[Written instruction]:
What follows is a listing; give it again exactly, in its entirety.

[Task material]:
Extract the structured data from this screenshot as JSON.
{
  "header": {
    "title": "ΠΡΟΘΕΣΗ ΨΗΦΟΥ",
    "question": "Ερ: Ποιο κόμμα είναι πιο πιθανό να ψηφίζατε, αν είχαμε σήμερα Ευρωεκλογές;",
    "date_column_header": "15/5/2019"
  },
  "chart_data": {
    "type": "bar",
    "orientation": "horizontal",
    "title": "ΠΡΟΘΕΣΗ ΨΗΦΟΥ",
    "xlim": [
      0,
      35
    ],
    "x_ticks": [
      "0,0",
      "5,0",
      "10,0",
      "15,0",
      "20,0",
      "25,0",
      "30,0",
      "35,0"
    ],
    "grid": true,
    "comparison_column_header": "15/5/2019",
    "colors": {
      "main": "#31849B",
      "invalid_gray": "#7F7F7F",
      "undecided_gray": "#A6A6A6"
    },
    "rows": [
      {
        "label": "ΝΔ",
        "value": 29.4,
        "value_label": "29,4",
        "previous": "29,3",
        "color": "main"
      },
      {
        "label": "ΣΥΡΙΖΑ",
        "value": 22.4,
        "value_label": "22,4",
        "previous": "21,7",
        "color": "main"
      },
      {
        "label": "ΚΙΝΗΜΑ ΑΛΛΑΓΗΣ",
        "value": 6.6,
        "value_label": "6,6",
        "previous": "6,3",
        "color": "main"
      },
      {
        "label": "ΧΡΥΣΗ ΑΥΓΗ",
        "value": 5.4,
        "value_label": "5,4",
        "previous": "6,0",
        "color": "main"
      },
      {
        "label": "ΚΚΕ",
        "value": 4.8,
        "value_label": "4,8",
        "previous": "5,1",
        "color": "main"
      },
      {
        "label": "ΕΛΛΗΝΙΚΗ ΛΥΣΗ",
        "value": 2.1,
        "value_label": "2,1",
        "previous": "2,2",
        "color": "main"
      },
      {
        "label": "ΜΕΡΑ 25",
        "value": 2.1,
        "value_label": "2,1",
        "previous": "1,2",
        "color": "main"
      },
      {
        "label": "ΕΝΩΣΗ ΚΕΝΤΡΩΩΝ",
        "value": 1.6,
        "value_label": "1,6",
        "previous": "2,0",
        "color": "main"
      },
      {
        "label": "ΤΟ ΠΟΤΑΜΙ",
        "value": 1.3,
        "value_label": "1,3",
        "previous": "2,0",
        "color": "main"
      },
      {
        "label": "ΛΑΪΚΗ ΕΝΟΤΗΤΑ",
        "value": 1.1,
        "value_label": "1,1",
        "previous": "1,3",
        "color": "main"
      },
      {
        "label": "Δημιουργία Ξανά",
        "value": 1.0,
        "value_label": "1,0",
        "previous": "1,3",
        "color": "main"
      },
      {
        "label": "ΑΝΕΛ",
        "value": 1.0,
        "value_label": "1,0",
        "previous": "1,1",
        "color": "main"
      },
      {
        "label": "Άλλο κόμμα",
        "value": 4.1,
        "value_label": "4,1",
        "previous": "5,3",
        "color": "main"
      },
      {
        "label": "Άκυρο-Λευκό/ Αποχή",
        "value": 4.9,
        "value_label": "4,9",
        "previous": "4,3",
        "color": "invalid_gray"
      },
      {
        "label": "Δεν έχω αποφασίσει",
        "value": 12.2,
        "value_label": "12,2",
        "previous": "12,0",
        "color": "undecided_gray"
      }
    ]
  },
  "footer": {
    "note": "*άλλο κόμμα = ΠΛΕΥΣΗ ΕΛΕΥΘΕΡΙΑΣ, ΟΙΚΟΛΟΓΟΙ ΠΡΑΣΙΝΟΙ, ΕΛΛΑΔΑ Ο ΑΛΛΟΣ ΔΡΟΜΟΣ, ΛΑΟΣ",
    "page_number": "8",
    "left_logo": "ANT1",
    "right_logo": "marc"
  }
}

[Finished answer]:
Extract the structured data from this screenshot as JSON.
{
  "header": {
    "title": "ΠΡΟΘΕΣΗ ΨΗΦΟΥ",
    "question": "Ερ: Ποιο κόμμα είναι πιο πιθανό να ψηφίζατε, αν είχαμε σήμερα Ευρωεκλογές;",
    "date_column_header": "15/5/2019"
  },
  "chart_data": {
    "type": "bar",
    "orientation": "horizontal",
    "title": "ΠΡΟΘΕΣΗ ΨΗΦΟΥ",
    "xlim": [
      0,
      35
    ],
    "x_ticks": [
      "0,0",
      "5,0",
      "10,0",
      "15,0",
      "20,0",
      "25,0",
      "30,0",
      "35,0"
    ],
    "grid": true,
    "comparison_column_header": "15/5/2019",
    "colors": {
      "main": "#31849B",
      "invalid_gray": "#7F7F7F",
      "undecided_gray": "#A6A6A6"
    },
    "rows": [
      {
        "label": "ΝΔ",
        "value": 29.4,
        "value_label": "29,4",
        "previous": "29,3",
        "color": "main"
      },
      {
        "label": "ΣΥΡΙΖΑ",
        "value": 22.4,
        "value_label": "22,4",
        "previous": "21,7",
        "color": "main"
      },
      {
        "label": "ΚΙΝΗΜΑ ΑΛΛΑΓΗΣ",
        "value": 6.6,
        "value_label": "6,6",
        "previous": "6,3",
        "color": "main"
      },
      {
        "label": "ΧΡΥΣΗ ΑΥΓΗ",
        "value": 5.4,
        "value_label": "5,4",
        "previous": "6,0",
        "color": "main"
      },
      {
        "label": "ΚΚΕ",
        "value": 4.8,
        "value_label": "4,8",
        "previous": "5,1",
        "color": "main"
      },
      {
        "label": "ΕΛΛΗΝΙΚΗ ΛΥΣΗ",
        "value": 2.1,
        "value_label": "2,1",
        "previous": "2,2",
        "color": "main"
      },
      {
        "label": "ΜΕΡΑ 25",
        "value": 2.1,
        "value_label": "2,1",
        "previous": "1,2",
        "color": "main"
      },
      {
        "label": "ΕΝΩΣΗ ΚΕΝΤΡΩΩΝ",
        "value": 1.6,
        "value_label": "1,6",
        "previous": "2,0",
        "color": "main"
      },
      {
        "label": "ΤΟ ΠΟΤΑΜΙ",
        "value": 1.3,
        "value_label": "1,3",
        "previous": "2,0",
        "color": "main"
      },
      {
        "label": "ΛΑΪΚΗ ΕΝΟΤΗΤΑ",
        "value": 1.1,
        "value_label": "1,1",
        "previous": "1,3",
        "color": "main"
      },
      {
        "label": "Δημιουργία Ξανά",
        "value": 1.0,
        "value_label": "1,0",
        "previous": "1,3",
        "color": "main"
      },
      {
        "label": "ΑΝΕΛ",
        "value": 1.0,
        "value_label": "1,0",
        "previous": "1,1",
        "color": "main"
      },
      {
        "label": "Άλλο κόμμα",
        "value": 4.1,
        "value_label": "4,1",
        "previous": "5,3",
        "color": "main"
      },
      {
        "label": "Άκυρο-Λευκό/ Αποχή",
        "value": 4.9,
        "value_label": "4,9",
        "previous": "4,3",
        "color": "invalid_gray"
      },
      {
        "label": "Δεν έχω αποφασίσει",
        "value": 12.2,
        "value_label": "12,2",
        "previous": "12,0",
        "color": "undecided_gray"
      }
    ]
  },
  "footer": {
    "note": "*άλλο κόμμα = ΠΛΕΥΣΗ ΕΛΕΥΘΕΡΙΑΣ, ΟΙΚΟΛΟΓΟΙ ΠΡΑΣΙΝΟΙ, ΕΛΛΑΔΑ Ο ΑΛΛΟΣ ΔΡΟΜΟΣ, ΛΑΟΣ",
    "page_number": "8",
    "left_logo": "ANT1",
    "right_logo": "marc"
  }
}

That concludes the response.